_What the task requires_
Present each line of the entries below that holds the word "bold".

_Exercise inputs_
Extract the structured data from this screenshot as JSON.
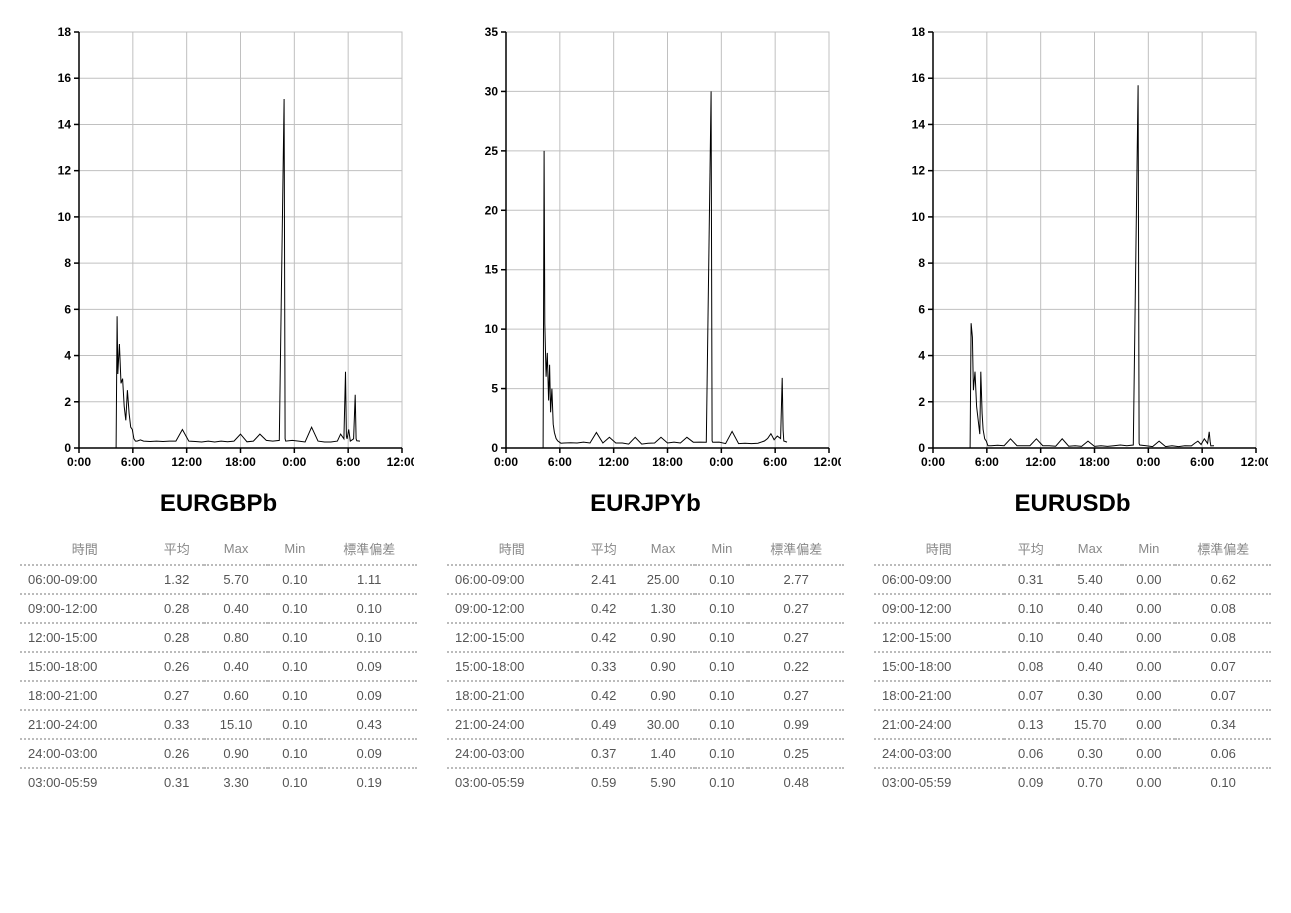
{
  "layout": {
    "background_color": "#ffffff",
    "grid_color": "#c0c0c0",
    "axis_color": "#000000",
    "line_color": "#000000",
    "tick_font_size": 12,
    "tick_font_weight": "bold",
    "title_font_size": 24,
    "title_font_weight": "bold",
    "table_header_color": "#888888",
    "table_cell_color": "#555555",
    "border_style": "dotted"
  },
  "table_headers": {
    "time": "時間",
    "avg": "平均",
    "max": "Max",
    "min": "Min",
    "std": "標準偏差"
  },
  "panels": [
    {
      "title": "EURGBPb",
      "chart": {
        "type": "line",
        "ylim": [
          0,
          18
        ],
        "ytick_step": 2,
        "xticks": [
          "0:00",
          "6:00",
          "12:00",
          "18:00",
          "0:00",
          "6:00",
          "12:00"
        ],
        "x_divisions": 6,
        "series": [
          [
            0,
            0
          ],
          [
            0.115,
            0
          ],
          [
            0.118,
            5.7
          ],
          [
            0.12,
            3.2
          ],
          [
            0.125,
            4.5
          ],
          [
            0.13,
            2.8
          ],
          [
            0.135,
            3.0
          ],
          [
            0.14,
            1.8
          ],
          [
            0.145,
            1.2
          ],
          [
            0.15,
            2.5
          ],
          [
            0.155,
            1.5
          ],
          [
            0.16,
            0.9
          ],
          [
            0.165,
            0.8
          ],
          [
            0.17,
            0.4
          ],
          [
            0.175,
            0.3
          ],
          [
            0.18,
            0.3
          ],
          [
            0.19,
            0.35
          ],
          [
            0.2,
            0.3
          ],
          [
            0.22,
            0.28
          ],
          [
            0.24,
            0.3
          ],
          [
            0.26,
            0.28
          ],
          [
            0.28,
            0.3
          ],
          [
            0.3,
            0.3
          ],
          [
            0.32,
            0.8
          ],
          [
            0.34,
            0.3
          ],
          [
            0.36,
            0.28
          ],
          [
            0.38,
            0.26
          ],
          [
            0.4,
            0.3
          ],
          [
            0.42,
            0.26
          ],
          [
            0.44,
            0.3
          ],
          [
            0.46,
            0.27
          ],
          [
            0.48,
            0.3
          ],
          [
            0.5,
            0.6
          ],
          [
            0.52,
            0.27
          ],
          [
            0.54,
            0.3
          ],
          [
            0.56,
            0.6
          ],
          [
            0.58,
            0.33
          ],
          [
            0.6,
            0.3
          ],
          [
            0.62,
            0.33
          ],
          [
            0.635,
            15.1
          ],
          [
            0.638,
            0.4
          ],
          [
            0.64,
            0.3
          ],
          [
            0.66,
            0.33
          ],
          [
            0.68,
            0.3
          ],
          [
            0.7,
            0.26
          ],
          [
            0.72,
            0.9
          ],
          [
            0.74,
            0.3
          ],
          [
            0.76,
            0.26
          ],
          [
            0.78,
            0.26
          ],
          [
            0.8,
            0.3
          ],
          [
            0.81,
            0.6
          ],
          [
            0.82,
            0.4
          ],
          [
            0.825,
            3.3
          ],
          [
            0.828,
            0.5
          ],
          [
            0.83,
            0.4
          ],
          [
            0.835,
            0.8
          ],
          [
            0.84,
            0.3
          ],
          [
            0.85,
            0.4
          ],
          [
            0.855,
            2.3
          ],
          [
            0.858,
            0.4
          ],
          [
            0.86,
            0.31
          ],
          [
            0.87,
            0.3
          ]
        ]
      },
      "table": {
        "rows": [
          {
            "time": "06:00-09:00",
            "avg": "1.32",
            "max": "5.70",
            "min": "0.10",
            "std": "1.11"
          },
          {
            "time": "09:00-12:00",
            "avg": "0.28",
            "max": "0.40",
            "min": "0.10",
            "std": "0.10"
          },
          {
            "time": "12:00-15:00",
            "avg": "0.28",
            "max": "0.80",
            "min": "0.10",
            "std": "0.10"
          },
          {
            "time": "15:00-18:00",
            "avg": "0.26",
            "max": "0.40",
            "min": "0.10",
            "std": "0.09"
          },
          {
            "time": "18:00-21:00",
            "avg": "0.27",
            "max": "0.60",
            "min": "0.10",
            "std": "0.09"
          },
          {
            "time": "21:00-24:00",
            "avg": "0.33",
            "max": "15.10",
            "min": "0.10",
            "std": "0.43"
          },
          {
            "time": "24:00-03:00",
            "avg": "0.26",
            "max": "0.90",
            "min": "0.10",
            "std": "0.09"
          },
          {
            "time": "03:00-05:59",
            "avg": "0.31",
            "max": "3.30",
            "min": "0.10",
            "std": "0.19"
          }
        ]
      }
    },
    {
      "title": "EURJPYb",
      "chart": {
        "type": "line",
        "ylim": [
          0,
          35
        ],
        "ytick_step": 5,
        "xticks": [
          "0:00",
          "6:00",
          "12:00",
          "18:00",
          "0:00",
          "6:00",
          "12:00"
        ],
        "x_divisions": 6,
        "series": [
          [
            0,
            0
          ],
          [
            0.115,
            0
          ],
          [
            0.118,
            25.0
          ],
          [
            0.12,
            10.5
          ],
          [
            0.124,
            6.0
          ],
          [
            0.128,
            8.0
          ],
          [
            0.132,
            4.0
          ],
          [
            0.135,
            7.0
          ],
          [
            0.138,
            3.0
          ],
          [
            0.142,
            5.0
          ],
          [
            0.146,
            2.0
          ],
          [
            0.15,
            1.3
          ],
          [
            0.155,
            0.8
          ],
          [
            0.16,
            0.6
          ],
          [
            0.17,
            0.4
          ],
          [
            0.18,
            0.42
          ],
          [
            0.2,
            0.45
          ],
          [
            0.22,
            0.42
          ],
          [
            0.24,
            0.5
          ],
          [
            0.26,
            0.42
          ],
          [
            0.28,
            1.3
          ],
          [
            0.3,
            0.42
          ],
          [
            0.32,
            0.9
          ],
          [
            0.34,
            0.42
          ],
          [
            0.36,
            0.42
          ],
          [
            0.38,
            0.33
          ],
          [
            0.4,
            0.9
          ],
          [
            0.42,
            0.33
          ],
          [
            0.44,
            0.4
          ],
          [
            0.46,
            0.42
          ],
          [
            0.48,
            0.9
          ],
          [
            0.5,
            0.42
          ],
          [
            0.52,
            0.5
          ],
          [
            0.54,
            0.42
          ],
          [
            0.56,
            0.9
          ],
          [
            0.58,
            0.49
          ],
          [
            0.6,
            0.5
          ],
          [
            0.62,
            0.49
          ],
          [
            0.635,
            30.0
          ],
          [
            0.638,
            0.6
          ],
          [
            0.64,
            0.49
          ],
          [
            0.66,
            0.5
          ],
          [
            0.68,
            0.37
          ],
          [
            0.7,
            1.4
          ],
          [
            0.72,
            0.37
          ],
          [
            0.74,
            0.4
          ],
          [
            0.76,
            0.37
          ],
          [
            0.78,
            0.4
          ],
          [
            0.8,
            0.59
          ],
          [
            0.81,
            0.8
          ],
          [
            0.82,
            1.2
          ],
          [
            0.83,
            0.7
          ],
          [
            0.84,
            1.0
          ],
          [
            0.85,
            0.8
          ],
          [
            0.855,
            5.9
          ],
          [
            0.858,
            1.5
          ],
          [
            0.86,
            0.59
          ],
          [
            0.87,
            0.5
          ]
        ]
      },
      "table": {
        "rows": [
          {
            "time": "06:00-09:00",
            "avg": "2.41",
            "max": "25.00",
            "min": "0.10",
            "std": "2.77"
          },
          {
            "time": "09:00-12:00",
            "avg": "0.42",
            "max": "1.30",
            "min": "0.10",
            "std": "0.27"
          },
          {
            "time": "12:00-15:00",
            "avg": "0.42",
            "max": "0.90",
            "min": "0.10",
            "std": "0.27"
          },
          {
            "time": "15:00-18:00",
            "avg": "0.33",
            "max": "0.90",
            "min": "0.10",
            "std": "0.22"
          },
          {
            "time": "18:00-21:00",
            "avg": "0.42",
            "max": "0.90",
            "min": "0.10",
            "std": "0.27"
          },
          {
            "time": "21:00-24:00",
            "avg": "0.49",
            "max": "30.00",
            "min": "0.10",
            "std": "0.99"
          },
          {
            "time": "24:00-03:00",
            "avg": "0.37",
            "max": "1.40",
            "min": "0.10",
            "std": "0.25"
          },
          {
            "time": "03:00-05:59",
            "avg": "0.59",
            "max": "5.90",
            "min": "0.10",
            "std": "0.48"
          }
        ]
      }
    },
    {
      "title": "EURUSDb",
      "chart": {
        "type": "line",
        "ylim": [
          0,
          18
        ],
        "ytick_step": 2,
        "xticks": [
          "0:00",
          "6:00",
          "12:00",
          "18:00",
          "0:00",
          "6:00",
          "12:00"
        ],
        "x_divisions": 6,
        "series": [
          [
            0,
            0
          ],
          [
            0.115,
            0
          ],
          [
            0.118,
            5.4
          ],
          [
            0.122,
            4.8
          ],
          [
            0.125,
            2.5
          ],
          [
            0.13,
            3.3
          ],
          [
            0.135,
            1.8
          ],
          [
            0.14,
            1.2
          ],
          [
            0.145,
            0.6
          ],
          [
            0.148,
            3.3
          ],
          [
            0.152,
            1.5
          ],
          [
            0.155,
            0.8
          ],
          [
            0.16,
            0.4
          ],
          [
            0.165,
            0.3
          ],
          [
            0.17,
            0.1
          ],
          [
            0.18,
            0.1
          ],
          [
            0.2,
            0.12
          ],
          [
            0.22,
            0.1
          ],
          [
            0.24,
            0.4
          ],
          [
            0.26,
            0.1
          ],
          [
            0.28,
            0.1
          ],
          [
            0.3,
            0.1
          ],
          [
            0.32,
            0.4
          ],
          [
            0.34,
            0.1
          ],
          [
            0.36,
            0.1
          ],
          [
            0.38,
            0.08
          ],
          [
            0.4,
            0.4
          ],
          [
            0.42,
            0.08
          ],
          [
            0.44,
            0.1
          ],
          [
            0.46,
            0.07
          ],
          [
            0.48,
            0.3
          ],
          [
            0.5,
            0.07
          ],
          [
            0.52,
            0.1
          ],
          [
            0.54,
            0.07
          ],
          [
            0.56,
            0.1
          ],
          [
            0.58,
            0.13
          ],
          [
            0.6,
            0.1
          ],
          [
            0.62,
            0.13
          ],
          [
            0.635,
            15.7
          ],
          [
            0.638,
            0.2
          ],
          [
            0.64,
            0.13
          ],
          [
            0.66,
            0.1
          ],
          [
            0.68,
            0.06
          ],
          [
            0.7,
            0.3
          ],
          [
            0.72,
            0.06
          ],
          [
            0.74,
            0.1
          ],
          [
            0.76,
            0.06
          ],
          [
            0.78,
            0.1
          ],
          [
            0.8,
            0.09
          ],
          [
            0.81,
            0.2
          ],
          [
            0.82,
            0.3
          ],
          [
            0.83,
            0.15
          ],
          [
            0.84,
            0.4
          ],
          [
            0.85,
            0.2
          ],
          [
            0.855,
            0.7
          ],
          [
            0.858,
            0.3
          ],
          [
            0.86,
            0.09
          ],
          [
            0.87,
            0.1
          ]
        ]
      },
      "table": {
        "rows": [
          {
            "time": "06:00-09:00",
            "avg": "0.31",
            "max": "5.40",
            "min": "0.00",
            "std": "0.62"
          },
          {
            "time": "09:00-12:00",
            "avg": "0.10",
            "max": "0.40",
            "min": "0.00",
            "std": "0.08"
          },
          {
            "time": "12:00-15:00",
            "avg": "0.10",
            "max": "0.40",
            "min": "0.00",
            "std": "0.08"
          },
          {
            "time": "15:00-18:00",
            "avg": "0.08",
            "max": "0.40",
            "min": "0.00",
            "std": "0.07"
          },
          {
            "time": "18:00-21:00",
            "avg": "0.07",
            "max": "0.30",
            "min": "0.00",
            "std": "0.07"
          },
          {
            "time": "21:00-24:00",
            "avg": "0.13",
            "max": "15.70",
            "min": "0.00",
            "std": "0.34"
          },
          {
            "time": "24:00-03:00",
            "avg": "0.06",
            "max": "0.30",
            "min": "0.00",
            "std": "0.06"
          },
          {
            "time": "03:00-05:59",
            "avg": "0.09",
            "max": "0.70",
            "min": "0.00",
            "std": "0.10"
          }
        ]
      }
    }
  ]
}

_Solution below_
    "tick_font_weight": "bold",
    "title_font_weight": "bold",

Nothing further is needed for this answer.